Which lines of the records contain "diaboli"? Collect every one of them.
>> Start
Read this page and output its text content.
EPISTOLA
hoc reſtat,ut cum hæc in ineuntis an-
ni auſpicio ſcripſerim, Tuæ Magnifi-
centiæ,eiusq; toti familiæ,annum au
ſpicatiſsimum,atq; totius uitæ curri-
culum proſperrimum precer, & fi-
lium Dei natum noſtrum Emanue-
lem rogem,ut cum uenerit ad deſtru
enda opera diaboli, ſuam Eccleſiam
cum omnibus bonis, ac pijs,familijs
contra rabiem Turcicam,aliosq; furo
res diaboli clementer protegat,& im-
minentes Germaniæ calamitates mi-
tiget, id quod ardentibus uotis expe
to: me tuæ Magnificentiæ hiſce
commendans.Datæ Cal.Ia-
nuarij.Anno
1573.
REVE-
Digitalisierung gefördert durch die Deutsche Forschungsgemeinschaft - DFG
>> End
### THE REPLY
enda opera diaboli, ſuam Eccleſiam
res diaboli clementer protegat,& im-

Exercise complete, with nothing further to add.